=== Written exercise ===
Tally the lines that hold the string "name", and reply with the count alone.
## BEGIN
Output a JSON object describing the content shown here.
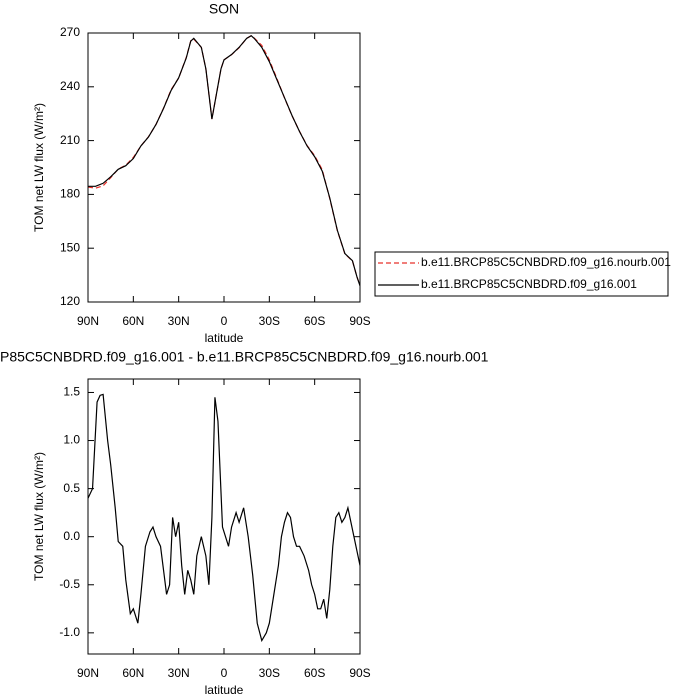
{
  "chart_data": [
    {
      "type": "line",
      "title": "SON",
      "xlabel": "latitude",
      "ylabel": "TOM net LW flux (W/m²)",
      "x": [
        90,
        85,
        80,
        75,
        70,
        65,
        60,
        55,
        50,
        45,
        40,
        35,
        30,
        25,
        22,
        20,
        15,
        12,
        8,
        5,
        2,
        0,
        -5,
        -10,
        -15,
        -18,
        -20,
        -25,
        -30,
        -35,
        -40,
        -45,
        -50,
        -55,
        -60,
        -65,
        -70,
        -75,
        -80,
        -85,
        -88,
        -90
      ],
      "series": [
        {
          "name": "b.e11.BRCP85C5CNBDRD.f09_g16.nourb.001",
          "color": "#e8302a",
          "line_style": "dashed",
          "values": [
            184.1,
            183.5,
            184.8,
            189.3,
            194.1,
            196.3,
            200.6,
            207.0,
            212.1,
            219.0,
            228.1,
            238.4,
            244.9,
            256.3,
            265.6,
            266.6,
            262.0,
            250.0,
            222.0,
            236.0,
            250.0,
            255.0,
            257.9,
            261.8,
            267.0,
            268.5,
            267.2,
            263.1,
            255.0,
            244.6,
            233.9,
            223.9,
            215.1,
            207.2,
            201.6,
            193.8,
            177.6,
            159.8,
            146.8,
            142.9,
            134.0,
            129.3
          ]
        },
        {
          "name": "b.e11.BRCP85C5CNBDRD.f09_g16.001",
          "color": "#000000",
          "line_style": "solid",
          "values": [
            184.5,
            184.5,
            186.2,
            189.8,
            194.0,
            196.0,
            200.0,
            207.0,
            212.0,
            219.0,
            228.0,
            238.0,
            245.0,
            256.0,
            265.5,
            267.0,
            262.0,
            250.0,
            222.0,
            236.0,
            250.0,
            255.0,
            258.0,
            262.0,
            267.0,
            268.5,
            267.0,
            262.0,
            254.0,
            244.0,
            234.0,
            224.0,
            215.0,
            207.0,
            201.0,
            193.0,
            178.0,
            160.0,
            147.0,
            143.0,
            134.0,
            129.0
          ]
        }
      ],
      "xlim": [
        90,
        -90
      ],
      "ylim": [
        120,
        270
      ],
      "xticks": [
        {
          "value": 90,
          "label": "90N"
        },
        {
          "value": 60,
          "label": "60N"
        },
        {
          "value": 30,
          "label": "30N"
        },
        0,
        {
          "value": -30,
          "label": "30S"
        },
        {
          "value": -60,
          "label": "60S"
        },
        {
          "value": -90,
          "label": "90S"
        }
      ],
      "yticks": [
        120,
        150,
        180,
        210,
        240,
        270
      ],
      "legend": "right"
    },
    {
      "type": "line",
      "title": "P85C5CNBDRD.f09_g16.001 - b.e11.BRCP85C5CNBDRD.f09_g16.nourb.001",
      "xlabel": "latitude",
      "ylabel": "TOM net LW flux (W/m²)",
      "x": [
        90,
        87,
        84,
        82,
        80,
        77,
        75,
        72,
        70,
        67,
        65,
        62,
        60,
        57,
        55,
        52,
        49,
        47,
        45,
        42,
        40,
        38,
        36,
        34,
        32,
        30,
        28,
        26,
        24,
        22,
        20,
        18,
        15,
        12,
        10,
        8,
        6,
        4,
        1,
        -3,
        -5,
        -8,
        -10,
        -13,
        -16,
        -19,
        -22,
        -25,
        -28,
        -30,
        -33,
        -36,
        -38,
        -40,
        -42,
        -44,
        -46,
        -48,
        -50,
        -53,
        -56,
        -58,
        -60,
        -62,
        -64,
        -66,
        -68,
        -70,
        -72,
        -74,
        -76,
        -78,
        -80,
        -82,
        -84,
        -86,
        -90
      ],
      "series": [
        {
          "color": "#000000",
          "values": [
            0.4,
            0.5,
            1.4,
            1.47,
            1.48,
            1.0,
            0.75,
            0.3,
            -0.05,
            -0.1,
            -0.45,
            -0.8,
            -0.75,
            -0.9,
            -0.6,
            -0.1,
            0.05,
            0.1,
            0.0,
            -0.1,
            -0.35,
            -0.6,
            -0.5,
            0.2,
            0.0,
            0.15,
            -0.3,
            -0.6,
            -0.35,
            -0.45,
            -0.6,
            -0.2,
            0.0,
            -0.2,
            -0.5,
            0.2,
            1.45,
            1.2,
            0.1,
            -0.1,
            0.1,
            0.25,
            0.15,
            0.3,
            0.0,
            -0.4,
            -0.9,
            -1.08,
            -1.0,
            -0.9,
            -0.6,
            -0.3,
            0.0,
            0.15,
            0.25,
            0.2,
            0.0,
            -0.1,
            -0.1,
            -0.2,
            -0.35,
            -0.5,
            -0.6,
            -0.75,
            -0.75,
            -0.65,
            -0.85,
            -0.55,
            -0.1,
            0.2,
            0.25,
            0.15,
            0.2,
            0.3,
            0.15,
            0.0,
            -0.3
          ]
        }
      ],
      "xlim": [
        90,
        -90
      ],
      "ylim": [
        -1.22,
        1.64
      ],
      "xticks": [
        {
          "value": 90,
          "label": "90N"
        },
        {
          "value": 60,
          "label": "60N"
        },
        {
          "value": 30,
          "label": "30N"
        },
        0,
        {
          "value": -30,
          "label": "30S"
        },
        {
          "value": -60,
          "label": "60S"
        },
        {
          "value": -90,
          "label": "90S"
        }
      ],
      "yticks": [
        {
          "value": -1,
          "label": "-1.0"
        },
        -0.5,
        {
          "value": 0,
          "label": "0.0"
        },
        0.5,
        {
          "value": 1,
          "label": "1.0"
        },
        1.5
      ]
    }
  ]
}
## END
=== Output for this exercise ===
2